■ **What you have to do**
Retype the lines starting with the one containing "List 100 of" and going on through the one containing "window-layout-icon [1067,6,1081,14]", reproducing each exactly.

■ **Input**
★ ★ ★

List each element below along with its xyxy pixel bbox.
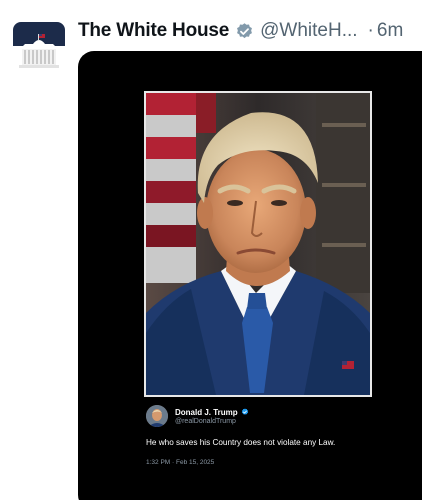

★ ★ ★

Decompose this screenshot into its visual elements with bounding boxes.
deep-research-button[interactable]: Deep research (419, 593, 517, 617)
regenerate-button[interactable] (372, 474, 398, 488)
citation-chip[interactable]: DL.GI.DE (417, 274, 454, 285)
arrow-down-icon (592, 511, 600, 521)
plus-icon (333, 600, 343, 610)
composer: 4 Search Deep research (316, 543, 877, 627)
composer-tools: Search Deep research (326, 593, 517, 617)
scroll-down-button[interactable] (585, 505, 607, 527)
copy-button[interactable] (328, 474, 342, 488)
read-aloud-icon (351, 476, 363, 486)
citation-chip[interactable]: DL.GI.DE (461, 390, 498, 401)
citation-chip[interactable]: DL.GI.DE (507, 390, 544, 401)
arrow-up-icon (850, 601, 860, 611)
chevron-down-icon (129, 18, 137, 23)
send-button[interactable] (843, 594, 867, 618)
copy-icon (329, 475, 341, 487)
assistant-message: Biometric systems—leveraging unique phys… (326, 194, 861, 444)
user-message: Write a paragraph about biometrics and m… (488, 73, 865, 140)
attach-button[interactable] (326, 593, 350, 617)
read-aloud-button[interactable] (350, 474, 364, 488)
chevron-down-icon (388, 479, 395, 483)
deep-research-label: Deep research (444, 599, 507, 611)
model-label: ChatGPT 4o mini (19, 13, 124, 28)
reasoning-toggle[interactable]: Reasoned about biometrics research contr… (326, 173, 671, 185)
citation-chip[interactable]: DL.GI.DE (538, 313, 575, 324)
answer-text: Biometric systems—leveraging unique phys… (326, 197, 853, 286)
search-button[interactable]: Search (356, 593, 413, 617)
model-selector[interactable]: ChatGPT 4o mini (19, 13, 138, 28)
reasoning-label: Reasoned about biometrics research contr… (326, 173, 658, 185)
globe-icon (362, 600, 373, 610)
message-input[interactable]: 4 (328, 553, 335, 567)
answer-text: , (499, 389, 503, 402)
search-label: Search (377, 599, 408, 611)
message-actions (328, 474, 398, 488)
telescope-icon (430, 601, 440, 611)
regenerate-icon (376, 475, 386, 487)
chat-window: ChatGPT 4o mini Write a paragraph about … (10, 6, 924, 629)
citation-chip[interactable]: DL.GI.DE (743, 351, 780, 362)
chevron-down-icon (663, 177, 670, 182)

★ ★ ★

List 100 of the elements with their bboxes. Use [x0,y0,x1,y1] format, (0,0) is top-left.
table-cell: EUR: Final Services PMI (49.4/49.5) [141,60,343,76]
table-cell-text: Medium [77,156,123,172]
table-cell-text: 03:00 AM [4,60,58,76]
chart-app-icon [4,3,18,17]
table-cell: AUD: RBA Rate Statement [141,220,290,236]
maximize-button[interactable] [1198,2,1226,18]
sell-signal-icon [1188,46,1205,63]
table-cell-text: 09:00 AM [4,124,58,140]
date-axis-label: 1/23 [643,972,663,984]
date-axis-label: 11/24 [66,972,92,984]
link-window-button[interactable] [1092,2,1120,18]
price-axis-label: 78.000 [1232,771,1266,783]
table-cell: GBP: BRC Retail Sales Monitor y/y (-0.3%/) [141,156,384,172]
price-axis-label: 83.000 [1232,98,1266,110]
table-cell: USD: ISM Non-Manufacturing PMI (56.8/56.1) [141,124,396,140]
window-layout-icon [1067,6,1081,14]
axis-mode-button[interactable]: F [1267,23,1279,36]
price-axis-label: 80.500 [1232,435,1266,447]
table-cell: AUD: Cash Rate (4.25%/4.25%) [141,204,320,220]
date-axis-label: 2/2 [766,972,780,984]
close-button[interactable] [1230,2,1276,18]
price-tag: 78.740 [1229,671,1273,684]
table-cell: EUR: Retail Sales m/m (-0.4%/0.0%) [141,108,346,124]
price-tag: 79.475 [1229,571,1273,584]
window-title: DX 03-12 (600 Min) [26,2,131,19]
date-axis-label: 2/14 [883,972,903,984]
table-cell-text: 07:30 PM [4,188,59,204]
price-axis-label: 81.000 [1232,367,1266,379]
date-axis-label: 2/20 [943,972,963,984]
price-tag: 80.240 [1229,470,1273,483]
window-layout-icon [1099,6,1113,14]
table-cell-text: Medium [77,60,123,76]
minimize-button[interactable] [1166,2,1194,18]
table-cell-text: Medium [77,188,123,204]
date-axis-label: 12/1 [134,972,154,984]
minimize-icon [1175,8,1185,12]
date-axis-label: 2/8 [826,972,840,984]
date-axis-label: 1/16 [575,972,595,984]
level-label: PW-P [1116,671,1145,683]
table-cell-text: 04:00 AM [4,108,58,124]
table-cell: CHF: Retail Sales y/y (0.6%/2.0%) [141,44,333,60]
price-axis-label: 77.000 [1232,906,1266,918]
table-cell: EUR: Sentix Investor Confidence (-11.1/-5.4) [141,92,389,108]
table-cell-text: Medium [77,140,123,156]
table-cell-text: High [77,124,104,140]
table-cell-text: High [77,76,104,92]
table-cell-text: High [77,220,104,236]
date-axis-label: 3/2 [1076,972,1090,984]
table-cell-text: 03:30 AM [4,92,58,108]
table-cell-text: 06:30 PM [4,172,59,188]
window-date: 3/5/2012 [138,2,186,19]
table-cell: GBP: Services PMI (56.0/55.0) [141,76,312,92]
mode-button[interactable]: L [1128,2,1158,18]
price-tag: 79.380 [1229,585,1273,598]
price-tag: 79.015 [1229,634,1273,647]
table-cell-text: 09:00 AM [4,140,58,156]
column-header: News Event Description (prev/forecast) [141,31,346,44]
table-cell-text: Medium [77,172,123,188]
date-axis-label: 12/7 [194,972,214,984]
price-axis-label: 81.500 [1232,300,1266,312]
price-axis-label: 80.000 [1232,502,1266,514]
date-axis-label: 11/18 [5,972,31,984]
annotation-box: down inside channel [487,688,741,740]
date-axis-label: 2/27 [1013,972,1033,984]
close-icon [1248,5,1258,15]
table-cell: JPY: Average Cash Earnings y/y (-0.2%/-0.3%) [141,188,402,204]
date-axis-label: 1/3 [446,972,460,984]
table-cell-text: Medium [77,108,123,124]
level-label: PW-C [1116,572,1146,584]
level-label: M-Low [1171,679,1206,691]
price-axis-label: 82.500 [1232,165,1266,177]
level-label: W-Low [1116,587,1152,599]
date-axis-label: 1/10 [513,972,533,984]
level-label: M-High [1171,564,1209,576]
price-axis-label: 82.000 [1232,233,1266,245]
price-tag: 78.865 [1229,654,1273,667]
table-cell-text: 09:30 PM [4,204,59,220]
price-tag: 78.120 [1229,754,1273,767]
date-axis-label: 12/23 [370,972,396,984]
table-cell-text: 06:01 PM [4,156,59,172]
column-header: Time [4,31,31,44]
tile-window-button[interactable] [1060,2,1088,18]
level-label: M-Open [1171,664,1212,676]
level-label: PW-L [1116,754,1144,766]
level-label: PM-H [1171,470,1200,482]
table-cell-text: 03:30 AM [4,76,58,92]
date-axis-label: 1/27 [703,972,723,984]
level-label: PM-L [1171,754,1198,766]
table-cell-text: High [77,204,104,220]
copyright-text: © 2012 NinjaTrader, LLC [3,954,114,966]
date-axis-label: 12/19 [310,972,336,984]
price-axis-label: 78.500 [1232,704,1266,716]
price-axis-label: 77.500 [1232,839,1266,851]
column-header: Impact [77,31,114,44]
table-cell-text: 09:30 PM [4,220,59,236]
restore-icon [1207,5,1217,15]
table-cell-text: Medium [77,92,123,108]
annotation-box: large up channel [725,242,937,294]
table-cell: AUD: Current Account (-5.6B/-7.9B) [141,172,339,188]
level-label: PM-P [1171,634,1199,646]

★ ★ ★

■ **Solution for this exercise**
List 100 of the elements with their bboxes. Use [x0,y0,x1,y1] format, (0,0) is top-left.
table-cell: EUR: Final Services PMI (49.4/49.5) [141,60,343,76]
table-cell-text: Medium [77,156,123,172]
table-cell-text: 03:00 AM [4,60,58,76]
chart-app-icon [4,3,18,17]
table-cell: AUD: RBA Rate Statement [141,220,290,236]
maximize-button[interactable] [1198,2,1226,18]
sell-signal-icon [1188,46,1205,63]
table-cell-text: 09:00 AM [4,124,58,140]
date-axis-label: 1/23 [643,972,663,984]
date-axis-label: 11/24 [66,972,92,984]
link-window-button[interactable] [1092,2,1120,18]
price-axis-label: 78.000 [1232,771,1266,783]
table-cell: GBP: BRC Retail Sales Monitor y/y (-0.3%/) [141,156,384,172]
price-axis-label: 83.000 [1232,98,1266,110]
table-cell: USD: ISM Non-Manufacturing PMI (56.8/56.1) [141,124,396,140]
window-layout-icon [1067,6,1081,14]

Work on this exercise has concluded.